Do this: Continue the passage on Delaware's election from the point where it stops.

Voters in President Joe Biden's home state of Delaware did most of their civic duty during the September primary, which tends to be where the competition in this true blue state happens. And it was no run-of-the-mill primary.
In the most conspicuous race, political newcomer Lydia York knocked off incumbent Auditor Kathy McGuiness, who was awaiting sentencing on misdemeanor corruption charges at the time as the first statewide elected official in Delaware history to be convicted in office.
York now faces Republican Janice Lorrah, also a political newcomer, in a general election that isn't likely to change Democrats' firm grip on power. Democrats hold both U.S. Senate seats, state's lone U.S. House seat, the governor's office and 14 of the 21 state Senate seats and 26 of 41 seats in the Assembly.
Democratic U.S. Rep. Lisa Blunt Rochester is running for reelection against Republican Lee Murphy and Libertarian Cody McNutt. Attorney general and state treasurer are also on the ballot this year.
Here’s a look at what to expect on election night:
Polls close at 8 p.m. ET.

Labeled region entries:
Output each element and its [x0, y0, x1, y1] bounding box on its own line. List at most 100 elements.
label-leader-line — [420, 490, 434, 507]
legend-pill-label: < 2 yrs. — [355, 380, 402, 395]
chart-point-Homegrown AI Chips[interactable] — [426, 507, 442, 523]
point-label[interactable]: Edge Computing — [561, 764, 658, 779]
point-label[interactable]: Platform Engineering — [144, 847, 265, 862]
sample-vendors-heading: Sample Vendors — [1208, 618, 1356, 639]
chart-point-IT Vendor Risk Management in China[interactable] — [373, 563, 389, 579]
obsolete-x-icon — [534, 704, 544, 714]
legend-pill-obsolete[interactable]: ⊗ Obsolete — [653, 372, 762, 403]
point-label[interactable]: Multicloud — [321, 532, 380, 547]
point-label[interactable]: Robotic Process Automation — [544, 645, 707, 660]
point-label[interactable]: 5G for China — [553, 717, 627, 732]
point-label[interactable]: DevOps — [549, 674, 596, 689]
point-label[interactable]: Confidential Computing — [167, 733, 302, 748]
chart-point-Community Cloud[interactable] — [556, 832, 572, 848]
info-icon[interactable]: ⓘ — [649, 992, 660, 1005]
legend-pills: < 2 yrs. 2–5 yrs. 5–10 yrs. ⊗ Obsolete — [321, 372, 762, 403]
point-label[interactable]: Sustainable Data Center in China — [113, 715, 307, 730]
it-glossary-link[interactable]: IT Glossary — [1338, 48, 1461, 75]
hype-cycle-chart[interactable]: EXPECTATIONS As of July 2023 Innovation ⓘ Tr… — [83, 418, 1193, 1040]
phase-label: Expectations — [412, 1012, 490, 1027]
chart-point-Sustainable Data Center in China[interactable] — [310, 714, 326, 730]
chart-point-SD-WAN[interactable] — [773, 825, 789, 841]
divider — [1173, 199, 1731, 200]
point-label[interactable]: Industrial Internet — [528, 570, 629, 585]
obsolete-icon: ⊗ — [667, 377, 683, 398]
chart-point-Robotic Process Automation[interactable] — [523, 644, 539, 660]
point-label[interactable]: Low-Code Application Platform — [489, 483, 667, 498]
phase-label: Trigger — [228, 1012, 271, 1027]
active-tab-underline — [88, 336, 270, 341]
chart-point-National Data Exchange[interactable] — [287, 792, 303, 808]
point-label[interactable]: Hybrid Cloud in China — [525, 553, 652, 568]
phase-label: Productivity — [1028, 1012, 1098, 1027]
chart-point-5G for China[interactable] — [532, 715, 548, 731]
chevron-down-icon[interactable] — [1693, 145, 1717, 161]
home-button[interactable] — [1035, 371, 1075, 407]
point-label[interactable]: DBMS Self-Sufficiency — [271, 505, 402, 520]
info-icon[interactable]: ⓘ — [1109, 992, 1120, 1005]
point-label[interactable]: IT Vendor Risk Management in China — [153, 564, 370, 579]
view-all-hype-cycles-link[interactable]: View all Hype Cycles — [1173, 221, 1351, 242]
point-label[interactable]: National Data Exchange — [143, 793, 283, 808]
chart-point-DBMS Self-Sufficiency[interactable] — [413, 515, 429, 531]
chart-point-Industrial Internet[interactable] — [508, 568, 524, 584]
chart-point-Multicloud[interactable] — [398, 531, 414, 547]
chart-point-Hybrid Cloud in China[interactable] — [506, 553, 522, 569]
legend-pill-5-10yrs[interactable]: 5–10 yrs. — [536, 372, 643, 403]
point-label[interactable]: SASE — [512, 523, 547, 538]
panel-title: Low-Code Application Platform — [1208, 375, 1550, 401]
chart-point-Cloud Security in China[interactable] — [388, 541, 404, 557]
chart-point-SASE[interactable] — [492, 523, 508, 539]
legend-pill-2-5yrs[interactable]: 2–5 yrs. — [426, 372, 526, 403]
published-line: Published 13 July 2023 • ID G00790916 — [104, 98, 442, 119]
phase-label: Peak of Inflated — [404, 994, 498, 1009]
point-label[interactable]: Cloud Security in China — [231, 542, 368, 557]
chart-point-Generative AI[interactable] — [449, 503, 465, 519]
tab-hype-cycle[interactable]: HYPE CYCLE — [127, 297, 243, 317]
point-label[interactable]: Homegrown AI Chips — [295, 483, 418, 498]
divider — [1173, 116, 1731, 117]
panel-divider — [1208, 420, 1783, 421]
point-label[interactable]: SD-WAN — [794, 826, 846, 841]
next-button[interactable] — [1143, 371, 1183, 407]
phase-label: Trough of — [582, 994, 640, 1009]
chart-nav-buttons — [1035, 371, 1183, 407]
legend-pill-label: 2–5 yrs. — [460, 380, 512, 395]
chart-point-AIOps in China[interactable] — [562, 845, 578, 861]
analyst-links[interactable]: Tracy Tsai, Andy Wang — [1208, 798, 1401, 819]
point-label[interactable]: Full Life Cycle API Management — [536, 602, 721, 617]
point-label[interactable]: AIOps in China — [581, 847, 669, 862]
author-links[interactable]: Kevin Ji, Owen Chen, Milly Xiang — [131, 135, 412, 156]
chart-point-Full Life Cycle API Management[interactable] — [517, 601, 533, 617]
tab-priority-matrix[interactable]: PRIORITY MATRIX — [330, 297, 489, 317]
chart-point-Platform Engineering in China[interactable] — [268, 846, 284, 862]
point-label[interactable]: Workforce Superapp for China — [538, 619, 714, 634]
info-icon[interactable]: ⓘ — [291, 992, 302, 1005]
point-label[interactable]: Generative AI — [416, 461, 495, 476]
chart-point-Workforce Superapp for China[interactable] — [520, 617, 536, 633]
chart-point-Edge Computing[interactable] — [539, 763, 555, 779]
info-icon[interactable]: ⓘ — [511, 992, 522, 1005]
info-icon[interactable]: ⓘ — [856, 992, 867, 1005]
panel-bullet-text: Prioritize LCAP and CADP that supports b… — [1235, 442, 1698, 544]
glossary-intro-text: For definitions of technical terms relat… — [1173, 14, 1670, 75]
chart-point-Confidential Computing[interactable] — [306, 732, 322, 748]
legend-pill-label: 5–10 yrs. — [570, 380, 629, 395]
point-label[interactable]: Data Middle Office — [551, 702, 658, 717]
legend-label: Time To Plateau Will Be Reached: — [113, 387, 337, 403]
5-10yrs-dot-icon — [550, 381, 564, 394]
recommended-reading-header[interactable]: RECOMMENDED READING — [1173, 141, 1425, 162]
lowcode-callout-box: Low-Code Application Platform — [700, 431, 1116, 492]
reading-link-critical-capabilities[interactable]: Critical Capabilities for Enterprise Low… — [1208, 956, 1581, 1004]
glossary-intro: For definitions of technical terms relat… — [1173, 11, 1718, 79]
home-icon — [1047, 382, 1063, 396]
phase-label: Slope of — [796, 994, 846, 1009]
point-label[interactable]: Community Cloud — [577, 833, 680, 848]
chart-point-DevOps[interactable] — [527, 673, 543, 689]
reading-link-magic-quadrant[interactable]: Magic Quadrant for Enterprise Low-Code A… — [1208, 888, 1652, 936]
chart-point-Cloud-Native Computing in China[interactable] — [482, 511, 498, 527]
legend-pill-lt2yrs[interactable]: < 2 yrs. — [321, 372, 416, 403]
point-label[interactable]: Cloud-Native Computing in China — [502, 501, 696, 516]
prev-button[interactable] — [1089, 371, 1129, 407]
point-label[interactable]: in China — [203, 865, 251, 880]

Written reply:
HOW DELAWARE VOTES
Two years ago, Democrats won the state's presidential, Senate and U.S. House contests by double digits.
In that 2020 general election, just under a third of all ballots cast were absentees.
The AP is tabulating the at-large U.S. House seat, attorney general, state treasurer, state auditor and all legislative races.
The AP does not make projections and will only declare a winner when it’s determined there is no scenario that would allow the trailing candidates to close the gap.
Should a candidate declare victory or offer a concession before the AP calls a race, we will cover newsworthy developments in our reporting. In doing so, we will make clear that the AP has not declared a winner and explain why.
The AP may call a statewide or U.S. House race in which the margin between the top two candidates is 0.5% or less, if we determine the lead is too large for a potential recount to change the outcome.
The AP will not call down-ballot races on election night if the margin between the top two candidates is less than 2%. AP will revisit those races later in the week to confirm there aren’t enough outstanding votes left to count that could change the outcome.
WHAT ELSE SHOULD I KNOW?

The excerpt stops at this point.